» REQUEST
Find the word "중심으로" in the material below and gather every line that contains it.

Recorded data
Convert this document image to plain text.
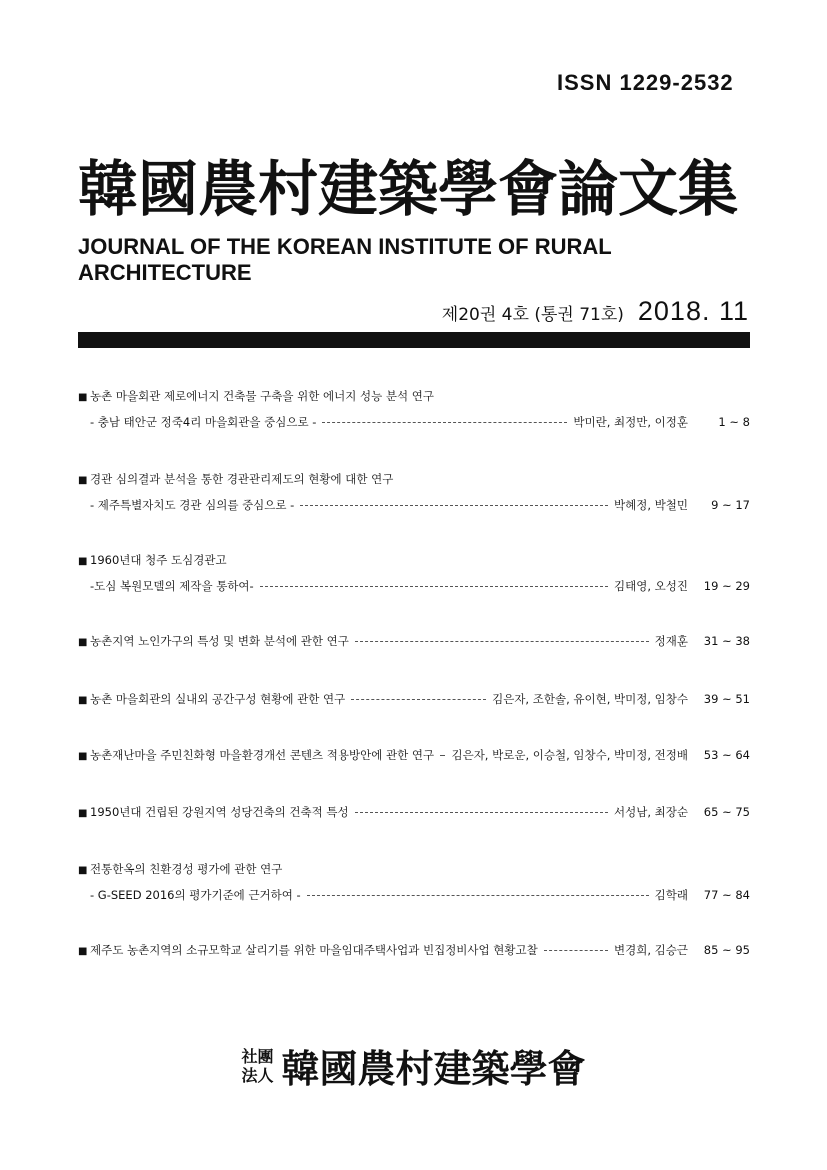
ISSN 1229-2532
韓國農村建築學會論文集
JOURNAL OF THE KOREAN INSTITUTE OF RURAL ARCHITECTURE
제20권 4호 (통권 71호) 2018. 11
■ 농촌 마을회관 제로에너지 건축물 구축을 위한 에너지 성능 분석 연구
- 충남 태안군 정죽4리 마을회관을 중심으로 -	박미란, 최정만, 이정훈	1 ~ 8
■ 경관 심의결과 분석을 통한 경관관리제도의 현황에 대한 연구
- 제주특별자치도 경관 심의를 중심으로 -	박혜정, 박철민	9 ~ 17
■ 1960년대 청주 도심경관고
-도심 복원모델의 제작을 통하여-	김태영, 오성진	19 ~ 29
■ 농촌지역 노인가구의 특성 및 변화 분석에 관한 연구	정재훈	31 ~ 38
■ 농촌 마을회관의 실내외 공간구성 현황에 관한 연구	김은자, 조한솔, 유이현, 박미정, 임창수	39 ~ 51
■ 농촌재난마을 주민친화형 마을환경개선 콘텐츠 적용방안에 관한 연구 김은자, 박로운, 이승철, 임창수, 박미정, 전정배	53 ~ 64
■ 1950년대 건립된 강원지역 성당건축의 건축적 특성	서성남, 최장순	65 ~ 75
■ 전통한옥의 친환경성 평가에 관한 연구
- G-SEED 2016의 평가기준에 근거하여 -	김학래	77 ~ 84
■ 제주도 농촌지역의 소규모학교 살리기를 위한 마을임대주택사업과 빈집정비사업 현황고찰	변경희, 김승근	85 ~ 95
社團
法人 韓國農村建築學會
---
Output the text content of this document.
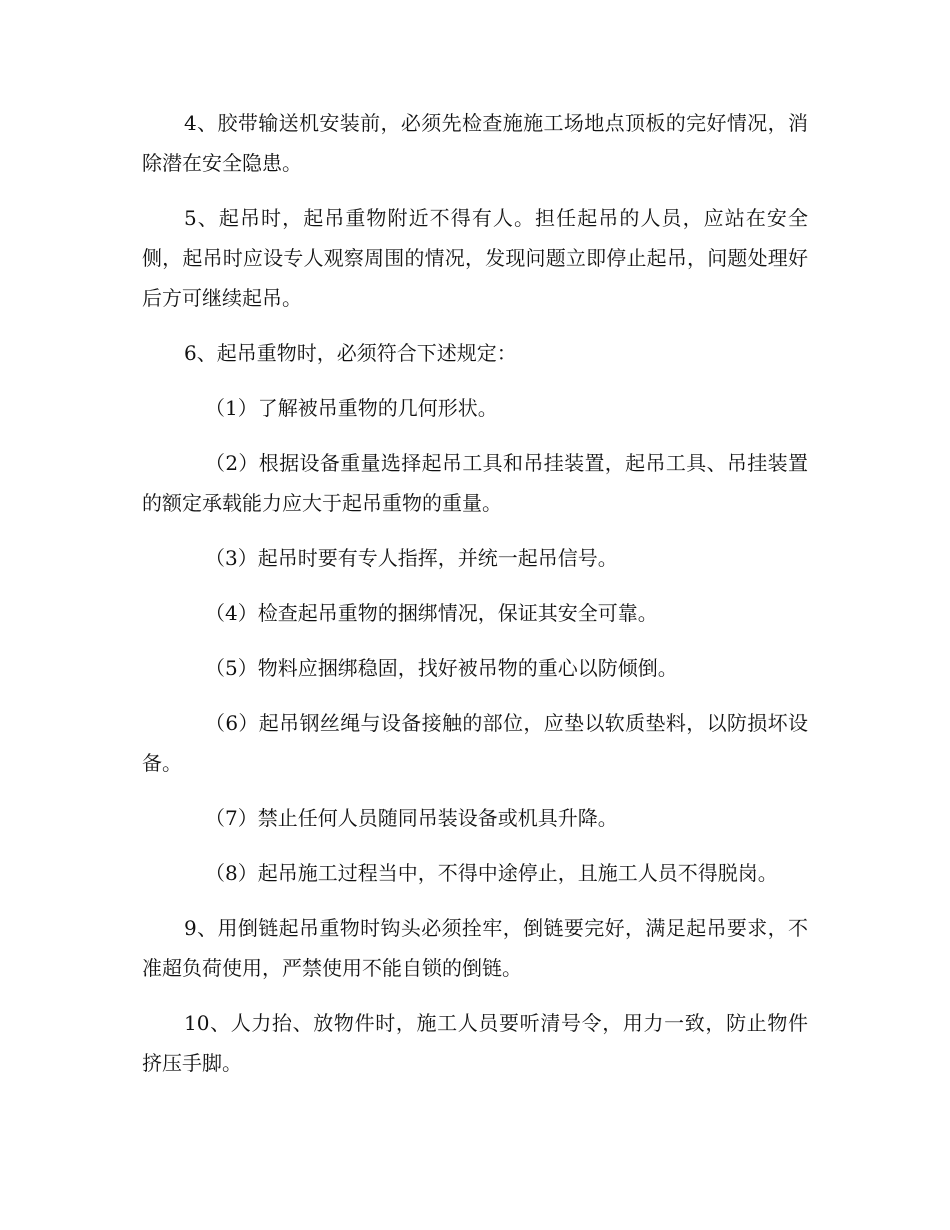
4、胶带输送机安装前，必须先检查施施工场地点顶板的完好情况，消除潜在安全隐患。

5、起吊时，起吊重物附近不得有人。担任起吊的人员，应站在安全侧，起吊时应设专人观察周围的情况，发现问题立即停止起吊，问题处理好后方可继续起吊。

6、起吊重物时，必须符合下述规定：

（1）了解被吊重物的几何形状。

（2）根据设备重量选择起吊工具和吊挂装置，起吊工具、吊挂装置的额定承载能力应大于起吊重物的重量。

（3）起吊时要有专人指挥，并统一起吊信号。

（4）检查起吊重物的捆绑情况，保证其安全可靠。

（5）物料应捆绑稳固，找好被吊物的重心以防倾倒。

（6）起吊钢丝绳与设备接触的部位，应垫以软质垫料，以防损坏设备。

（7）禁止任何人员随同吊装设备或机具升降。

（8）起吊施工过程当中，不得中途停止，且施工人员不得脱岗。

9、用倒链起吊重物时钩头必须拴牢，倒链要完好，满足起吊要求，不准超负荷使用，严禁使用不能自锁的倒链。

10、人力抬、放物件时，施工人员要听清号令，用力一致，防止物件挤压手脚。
---
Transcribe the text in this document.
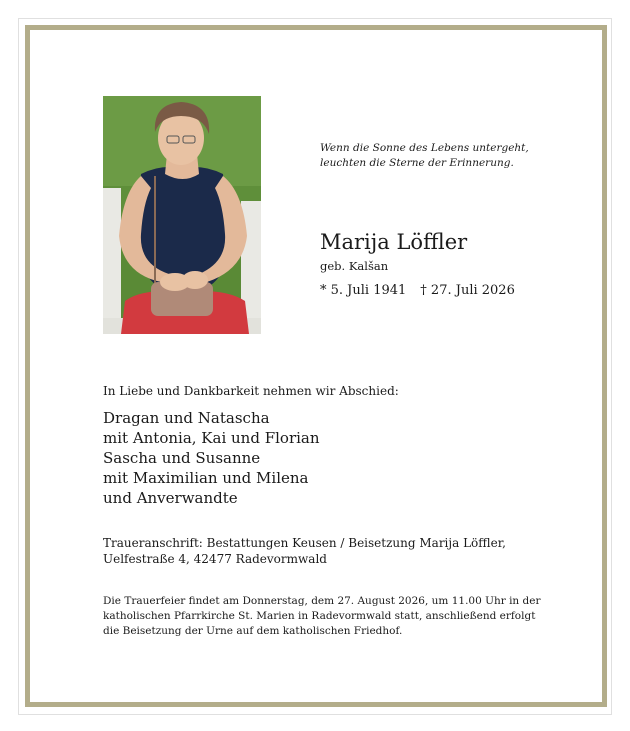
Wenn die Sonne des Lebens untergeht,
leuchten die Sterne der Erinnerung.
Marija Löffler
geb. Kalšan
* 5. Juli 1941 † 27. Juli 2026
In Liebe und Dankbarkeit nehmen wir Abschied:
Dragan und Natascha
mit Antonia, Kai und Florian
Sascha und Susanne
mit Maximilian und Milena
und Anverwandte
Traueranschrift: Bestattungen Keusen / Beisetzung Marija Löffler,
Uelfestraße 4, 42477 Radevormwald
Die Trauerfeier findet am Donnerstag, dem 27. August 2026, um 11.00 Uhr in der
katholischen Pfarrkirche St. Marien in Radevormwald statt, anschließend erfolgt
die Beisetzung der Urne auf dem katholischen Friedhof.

» EXERCISE SOLUTION
- 충남 태안군 정죽4리 마을회관을 중심으로 -	박미란, 최정만, 이정훈	1 ~ 8
- 제주특별자치도 경관 심의를 중심으로 -	박혜정, 박철민	9 ~ 17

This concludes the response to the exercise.